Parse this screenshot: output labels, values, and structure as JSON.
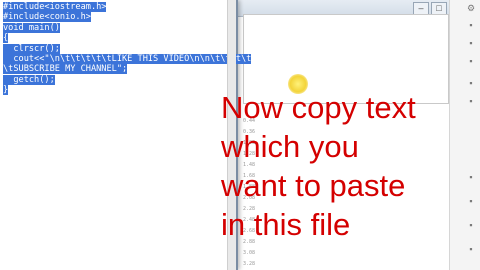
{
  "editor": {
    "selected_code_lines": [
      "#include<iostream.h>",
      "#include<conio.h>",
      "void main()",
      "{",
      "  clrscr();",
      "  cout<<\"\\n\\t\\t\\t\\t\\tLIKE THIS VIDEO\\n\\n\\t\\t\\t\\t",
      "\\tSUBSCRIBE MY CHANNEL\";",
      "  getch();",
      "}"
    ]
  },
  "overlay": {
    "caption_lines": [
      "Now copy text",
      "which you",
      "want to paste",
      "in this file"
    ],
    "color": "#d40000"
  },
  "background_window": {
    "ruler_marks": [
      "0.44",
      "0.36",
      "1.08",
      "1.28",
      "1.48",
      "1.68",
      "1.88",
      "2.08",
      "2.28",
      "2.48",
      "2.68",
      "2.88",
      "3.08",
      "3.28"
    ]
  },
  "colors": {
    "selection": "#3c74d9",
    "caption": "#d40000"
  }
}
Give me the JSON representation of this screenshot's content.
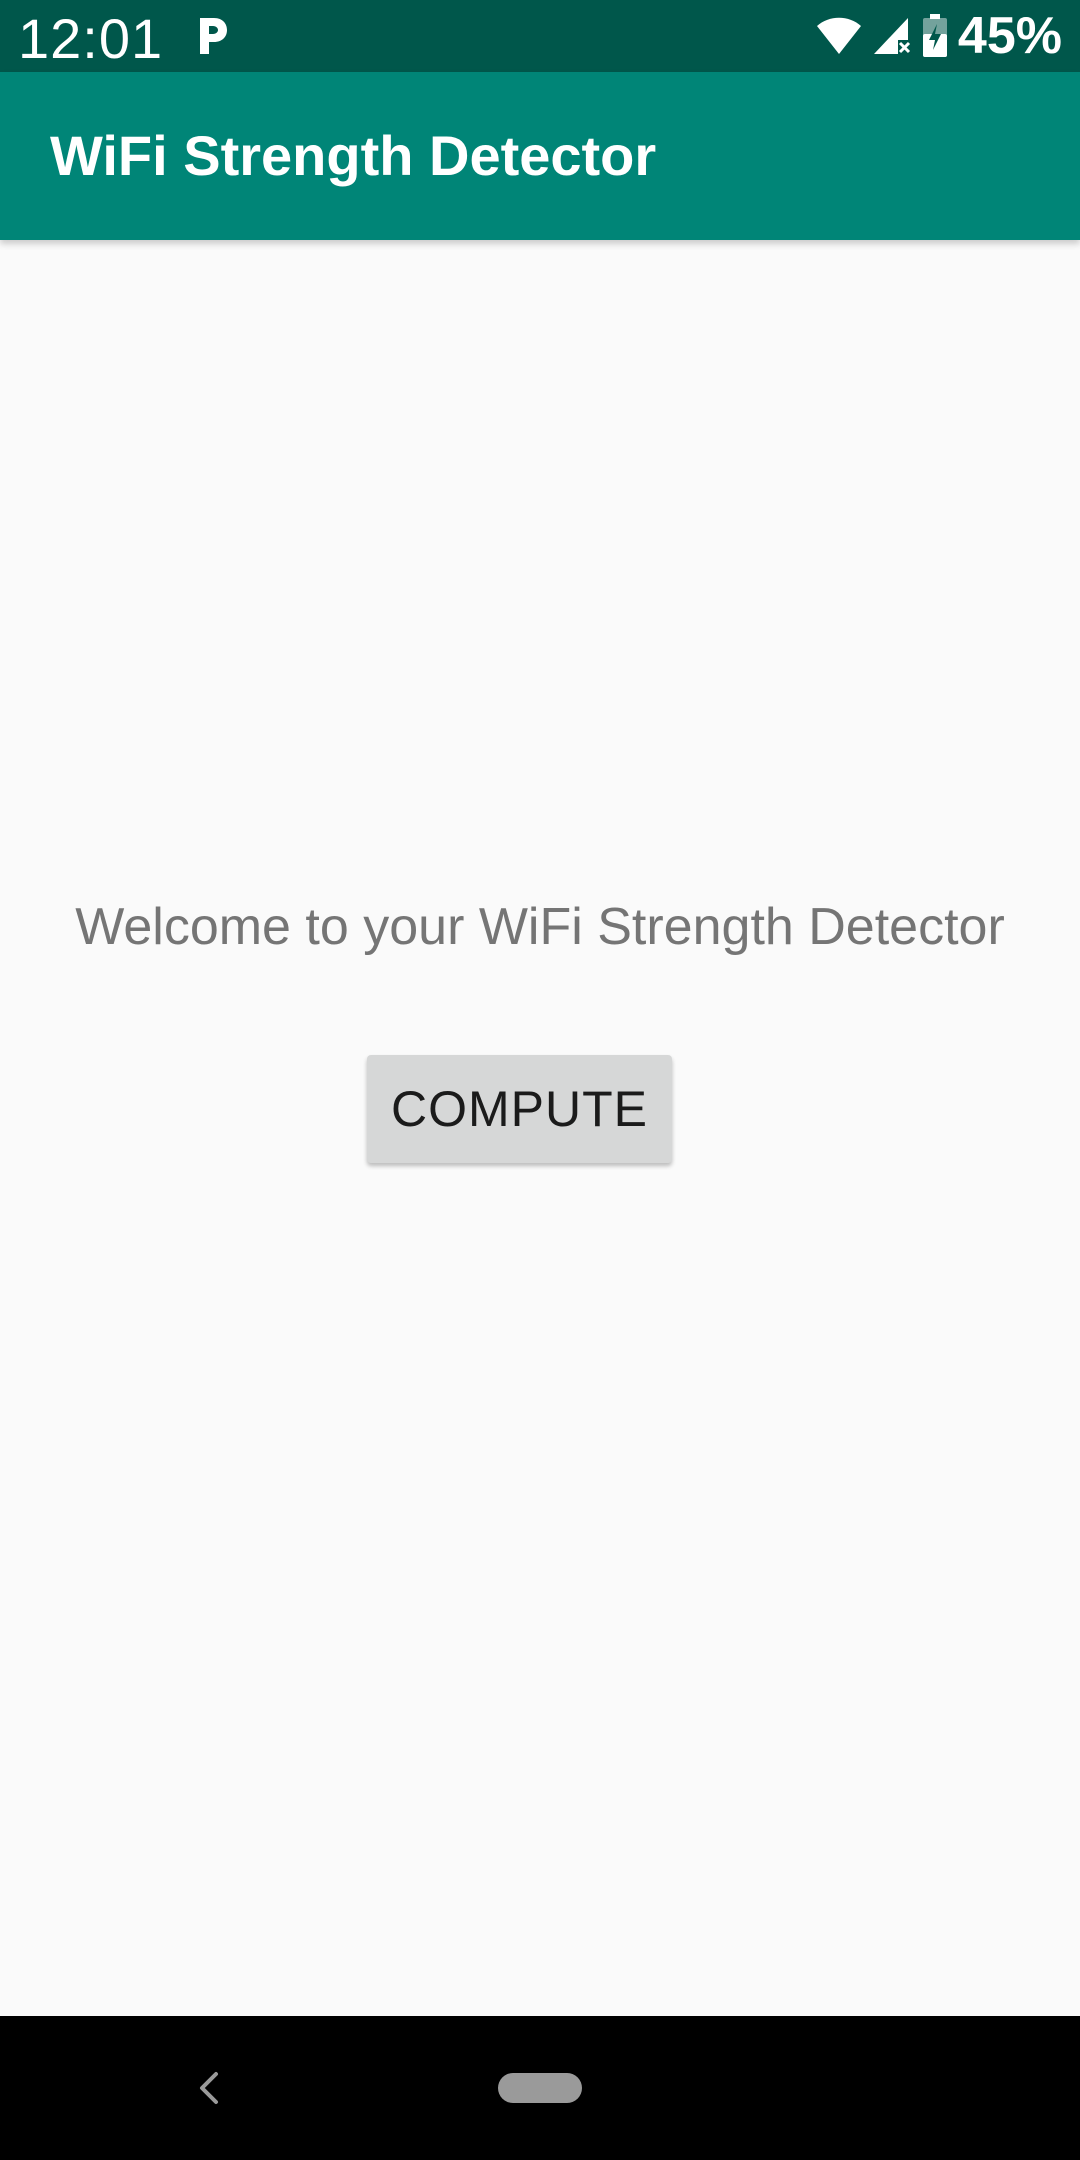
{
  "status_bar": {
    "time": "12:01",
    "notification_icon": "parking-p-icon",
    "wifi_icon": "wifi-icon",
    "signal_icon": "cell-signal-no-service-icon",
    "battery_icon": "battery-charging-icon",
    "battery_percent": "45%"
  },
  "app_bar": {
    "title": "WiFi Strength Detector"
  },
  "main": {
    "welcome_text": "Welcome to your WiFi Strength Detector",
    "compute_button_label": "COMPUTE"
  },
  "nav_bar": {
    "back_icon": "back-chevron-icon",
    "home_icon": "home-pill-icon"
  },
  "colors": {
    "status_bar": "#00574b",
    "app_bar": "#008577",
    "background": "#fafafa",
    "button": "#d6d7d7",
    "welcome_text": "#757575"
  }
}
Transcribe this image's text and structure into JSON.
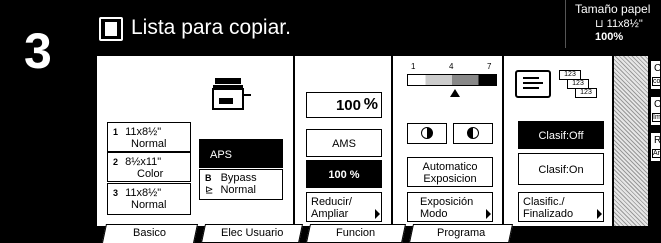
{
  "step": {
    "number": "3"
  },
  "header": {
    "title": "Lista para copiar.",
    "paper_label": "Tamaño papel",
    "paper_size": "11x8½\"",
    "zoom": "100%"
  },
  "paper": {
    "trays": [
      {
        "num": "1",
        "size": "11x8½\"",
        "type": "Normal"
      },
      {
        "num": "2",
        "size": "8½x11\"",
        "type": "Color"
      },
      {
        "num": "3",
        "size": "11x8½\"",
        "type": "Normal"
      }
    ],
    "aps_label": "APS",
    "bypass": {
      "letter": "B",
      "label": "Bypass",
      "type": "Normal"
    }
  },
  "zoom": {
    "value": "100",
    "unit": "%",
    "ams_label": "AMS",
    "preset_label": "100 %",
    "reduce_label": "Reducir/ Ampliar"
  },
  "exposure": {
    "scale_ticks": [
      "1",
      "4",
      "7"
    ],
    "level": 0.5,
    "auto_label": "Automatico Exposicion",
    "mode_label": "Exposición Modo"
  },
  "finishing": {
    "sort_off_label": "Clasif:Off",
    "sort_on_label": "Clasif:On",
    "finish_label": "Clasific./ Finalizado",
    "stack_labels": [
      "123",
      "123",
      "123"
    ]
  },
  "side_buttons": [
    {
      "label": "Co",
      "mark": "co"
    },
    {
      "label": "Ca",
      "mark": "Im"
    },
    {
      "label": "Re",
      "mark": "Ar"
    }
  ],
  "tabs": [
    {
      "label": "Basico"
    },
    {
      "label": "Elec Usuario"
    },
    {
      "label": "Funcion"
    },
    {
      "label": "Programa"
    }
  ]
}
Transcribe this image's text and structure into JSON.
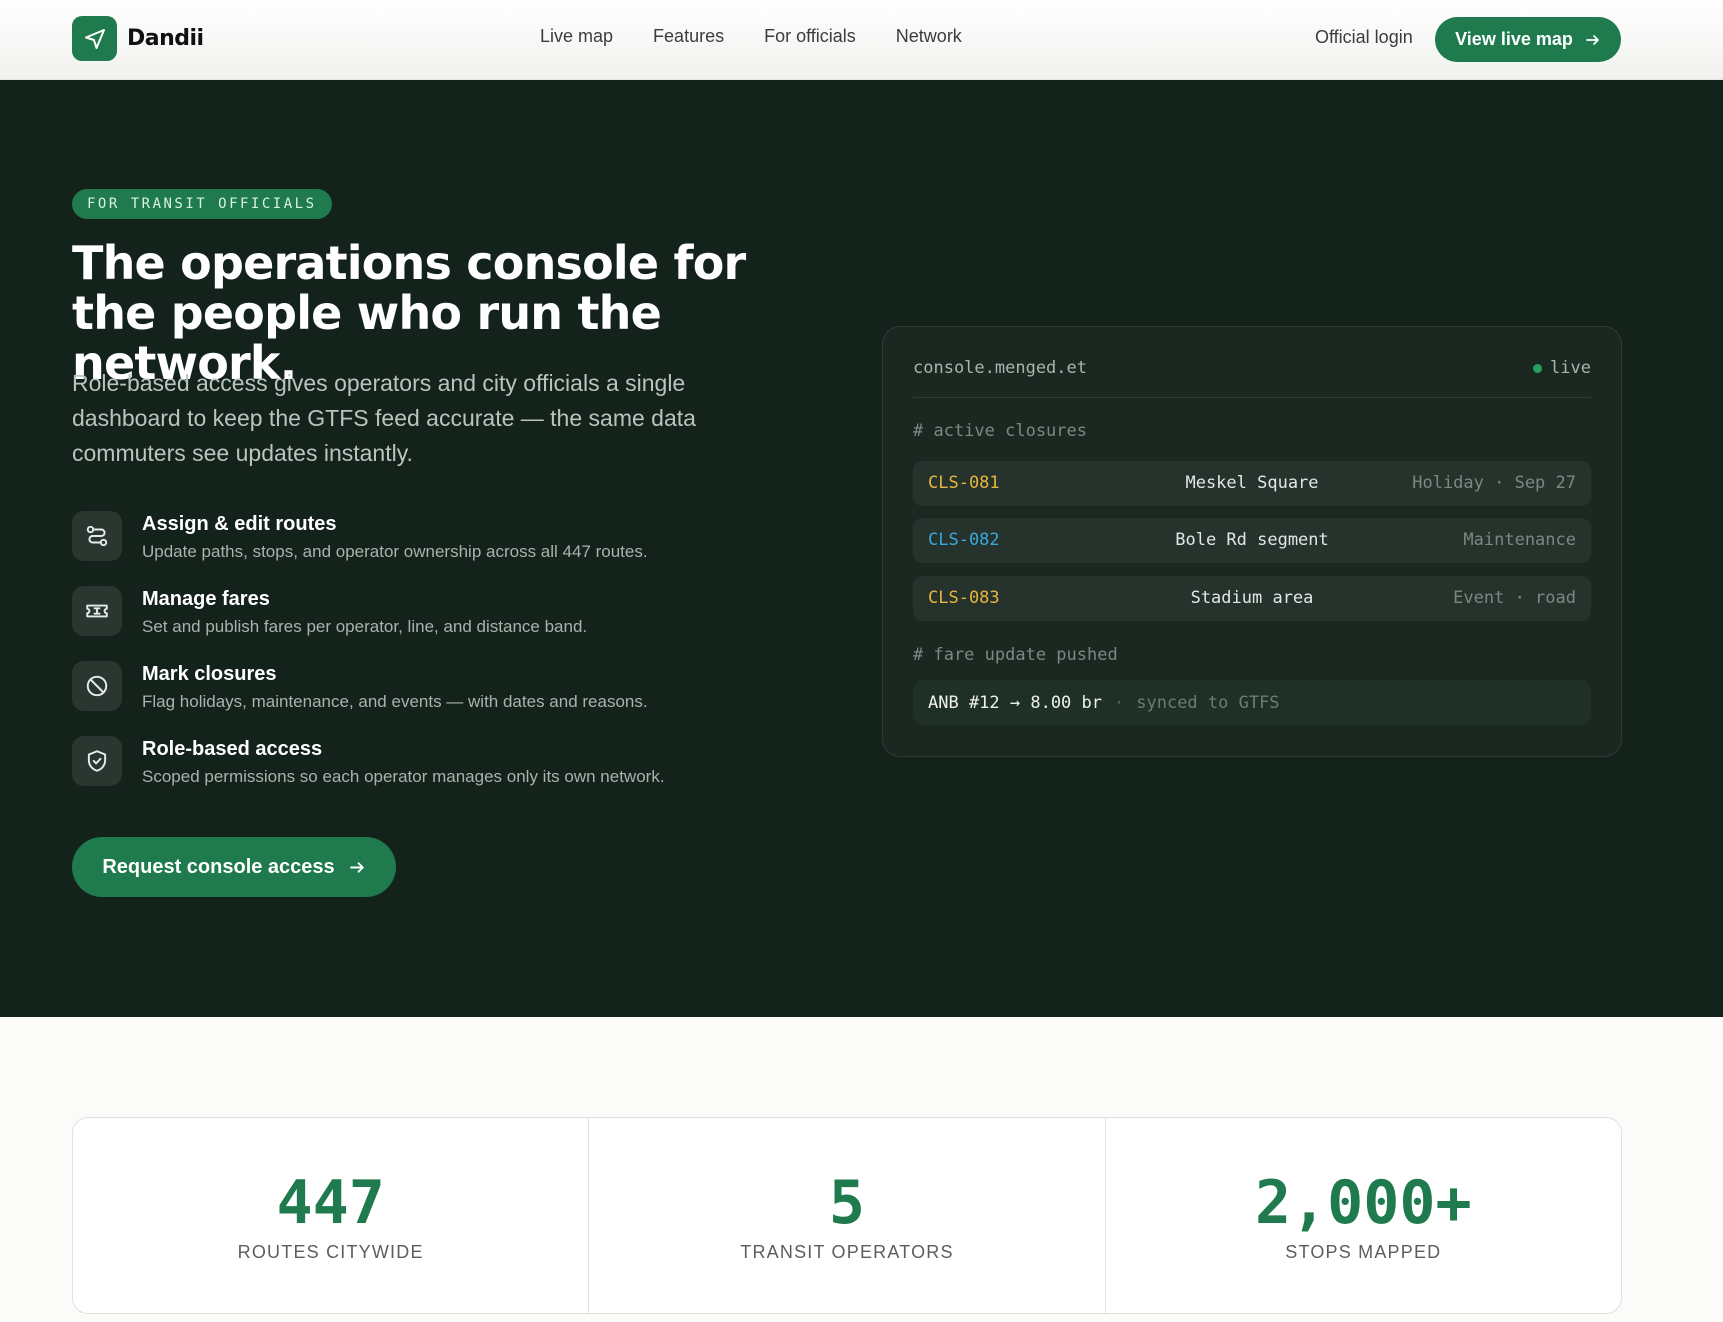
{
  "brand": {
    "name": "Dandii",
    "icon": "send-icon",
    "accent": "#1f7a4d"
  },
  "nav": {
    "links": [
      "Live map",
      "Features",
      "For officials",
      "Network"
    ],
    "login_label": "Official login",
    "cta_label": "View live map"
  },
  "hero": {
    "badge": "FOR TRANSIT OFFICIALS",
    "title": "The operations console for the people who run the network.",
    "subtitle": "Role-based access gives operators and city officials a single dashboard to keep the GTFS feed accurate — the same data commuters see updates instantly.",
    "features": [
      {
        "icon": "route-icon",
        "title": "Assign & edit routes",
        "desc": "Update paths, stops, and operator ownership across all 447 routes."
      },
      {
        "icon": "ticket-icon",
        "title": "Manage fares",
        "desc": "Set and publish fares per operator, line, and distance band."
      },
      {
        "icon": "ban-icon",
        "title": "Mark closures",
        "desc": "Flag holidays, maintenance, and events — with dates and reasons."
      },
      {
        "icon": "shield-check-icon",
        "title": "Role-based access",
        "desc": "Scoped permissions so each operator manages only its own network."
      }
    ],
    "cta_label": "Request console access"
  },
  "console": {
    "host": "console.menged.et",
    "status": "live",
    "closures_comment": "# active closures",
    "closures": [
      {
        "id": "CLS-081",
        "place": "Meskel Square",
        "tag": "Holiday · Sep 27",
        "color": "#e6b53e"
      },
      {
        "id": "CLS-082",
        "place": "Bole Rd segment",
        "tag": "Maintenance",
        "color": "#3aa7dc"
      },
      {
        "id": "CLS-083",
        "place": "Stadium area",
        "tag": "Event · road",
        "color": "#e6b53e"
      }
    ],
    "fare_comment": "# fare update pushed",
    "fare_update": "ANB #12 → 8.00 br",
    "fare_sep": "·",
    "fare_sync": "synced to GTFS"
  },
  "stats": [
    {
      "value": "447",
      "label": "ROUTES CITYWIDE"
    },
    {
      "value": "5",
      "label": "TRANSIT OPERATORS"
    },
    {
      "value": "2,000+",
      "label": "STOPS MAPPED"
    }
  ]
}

Aim of the exercise: Select all lines in the listing that include the word "screenshot".

Task result:
Parse this screenshot: output labels, values, and structure as JSON.
Give me the JSON representation of this screenshot's content.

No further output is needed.